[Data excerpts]

— begin —

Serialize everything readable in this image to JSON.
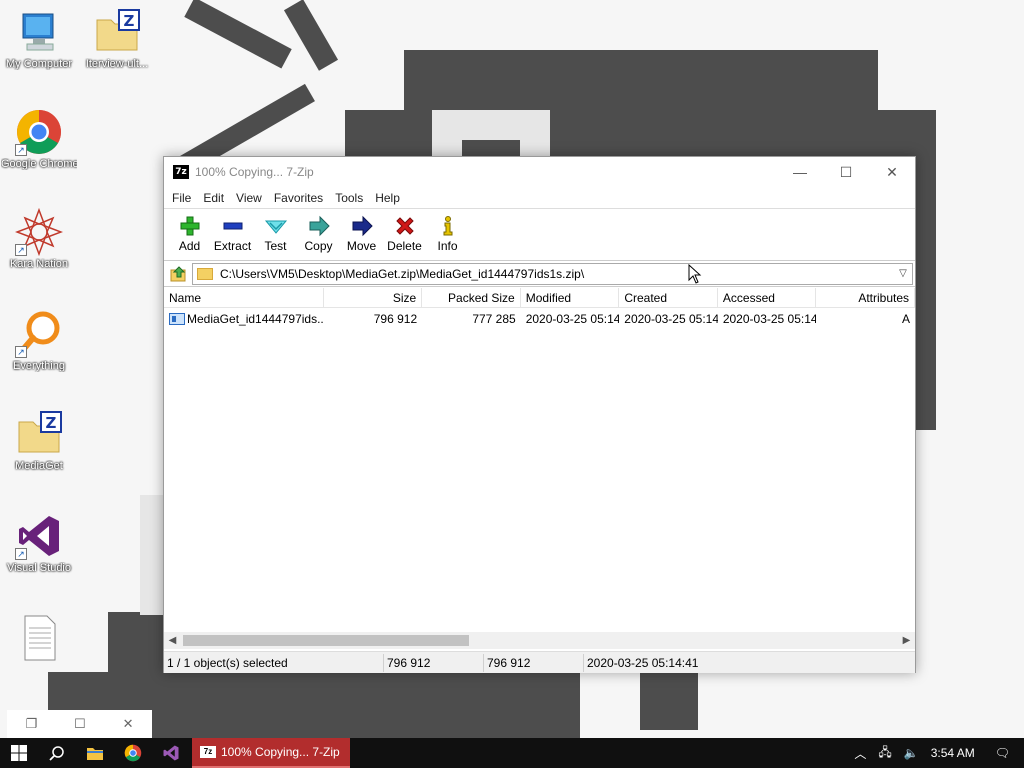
{
  "desktop": {
    "icons": [
      {
        "label": "My Computer",
        "icon": "computer-icon"
      },
      {
        "label": "Iterview-ult...",
        "icon": "zip-folder-icon"
      },
      {
        "label": "Google Chrome",
        "icon": "chrome-icon"
      },
      {
        "label": "Kara Nation",
        "icon": "mandala-icon"
      },
      {
        "label": "Everything",
        "icon": "search-magnifier-icon"
      },
      {
        "label": "MediaGet",
        "icon": "zip-folder-icon"
      },
      {
        "label": "Visual Studio",
        "icon": "visual-studio-icon"
      },
      {
        "label": "",
        "icon": "text-file-icon"
      }
    ]
  },
  "window": {
    "title": "100% Copying... 7-Zip",
    "app_icon": "7z",
    "controls": {
      "minimize": "—",
      "maximize": "☐",
      "close": "✕"
    },
    "menu": [
      "File",
      "Edit",
      "View",
      "Favorites",
      "Tools",
      "Help"
    ],
    "toolbar": [
      {
        "label": "Add",
        "icon": "plus-icon",
        "color": "#2db52d"
      },
      {
        "label": "Extract",
        "icon": "minus-icon",
        "color": "#1f3fbf"
      },
      {
        "label": "Test",
        "icon": "check-icon",
        "color": "#1fb5c5"
      },
      {
        "label": "Copy",
        "icon": "copy-arrow-icon",
        "color": "#1a8a8a"
      },
      {
        "label": "Move",
        "icon": "move-arrow-icon",
        "color": "#1a2a8a"
      },
      {
        "label": "Delete",
        "icon": "delete-x-icon",
        "color": "#d01818"
      },
      {
        "label": "Info",
        "icon": "info-icon",
        "color": "#d8b800"
      }
    ],
    "address": "C:\\Users\\VM5\\Desktop\\MediaGet.zip\\MediaGet_id1444797ids1s.zip\\",
    "columns": [
      "Name",
      "Size",
      "Packed Size",
      "Modified",
      "Created",
      "Accessed",
      "Attributes"
    ],
    "rows": [
      {
        "name": "MediaGet_id1444797ids...",
        "size": "796 912",
        "packed": "777 285",
        "modified": "2020-03-25 05:14",
        "created": "2020-03-25 05:14",
        "accessed": "2020-03-25 05:14",
        "attributes": "A"
      }
    ],
    "status": {
      "selected": "1 / 1 object(s) selected",
      "size": "796 912",
      "packed": "796 912",
      "date": "2020-03-25 05:14:41"
    }
  },
  "mini_window_controls": {
    "restore": "❐",
    "maximize": "☐",
    "close": "✕"
  },
  "taskbar": {
    "active_task": "100% Copying... 7-Zip",
    "time": "3:54 AM",
    "colors": {
      "active_task": "#b22d2d",
      "bar": "#101010"
    }
  }
}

— end —

> _What you are asked to do_
Leave out the pictures and retype every line above exactly.

> _Completed task_
Serialize everything readable in this image to JSON.
{
  "desktop": {
    "icons": [
      {
        "label": "My Computer",
        "icon": "computer-icon"
      },
      {
        "label": "Iterview-ult...",
        "icon": "zip-folder-icon"
      },
      {
        "label": "Google Chrome",
        "icon": "chrome-icon"
      },
      {
        "label": "Kara Nation",
        "icon": "mandala-icon"
      },
      {
        "label": "Everything",
        "icon": "search-magnifier-icon"
      },
      {
        "label": "MediaGet",
        "icon": "zip-folder-icon"
      },
      {
        "label": "Visual Studio",
        "icon": "visual-studio-icon"
      },
      {
        "label": "",
        "icon": "text-file-icon"
      }
    ]
  },
  "window": {
    "title": "100% Copying... 7-Zip",
    "app_icon": "7z",
    "controls": {
      "minimize": "—",
      "maximize": "☐",
      "close": "✕"
    },
    "menu": [
      "File",
      "Edit",
      "View",
      "Favorites",
      "Tools",
      "Help"
    ],
    "toolbar": [
      {
        "label": "Add",
        "icon": "plus-icon",
        "color": "#2db52d"
      },
      {
        "label": "Extract",
        "icon": "minus-icon",
        "color": "#1f3fbf"
      },
      {
        "label": "Test",
        "icon": "check-icon",
        "color": "#1fb5c5"
      },
      {
        "label": "Copy",
        "icon": "copy-arrow-icon",
        "color": "#1a8a8a"
      },
      {
        "label": "Move",
        "icon": "move-arrow-icon",
        "color": "#1a2a8a"
      },
      {
        "label": "Delete",
        "icon": "delete-x-icon",
        "color": "#d01818"
      },
      {
        "label": "Info",
        "icon": "info-icon",
        "color": "#d8b800"
      }
    ],
    "address": "C:\\Users\\VM5\\Desktop\\MediaGet.zip\\MediaGet_id1444797ids1s.zip\\",
    "columns": [
      "Name",
      "Size",
      "Packed Size",
      "Modified",
      "Created",
      "Accessed",
      "Attributes"
    ],
    "rows": [
      {
        "name": "MediaGet_id1444797ids...",
        "size": "796 912",
        "packed": "777 285",
        "modified": "2020-03-25 05:14",
        "created": "2020-03-25 05:14",
        "accessed": "2020-03-25 05:14",
        "attributes": "A"
      }
    ],
    "status": {
      "selected": "1 / 1 object(s) selected",
      "size": "796 912",
      "packed": "796 912",
      "date": "2020-03-25 05:14:41"
    }
  },
  "mini_window_controls": {
    "restore": "❐",
    "maximize": "☐",
    "close": "✕"
  },
  "taskbar": {
    "active_task": "100% Copying... 7-Zip",
    "time": "3:54 AM",
    "colors": {
      "active_task": "#b22d2d",
      "bar": "#101010"
    }
  }
}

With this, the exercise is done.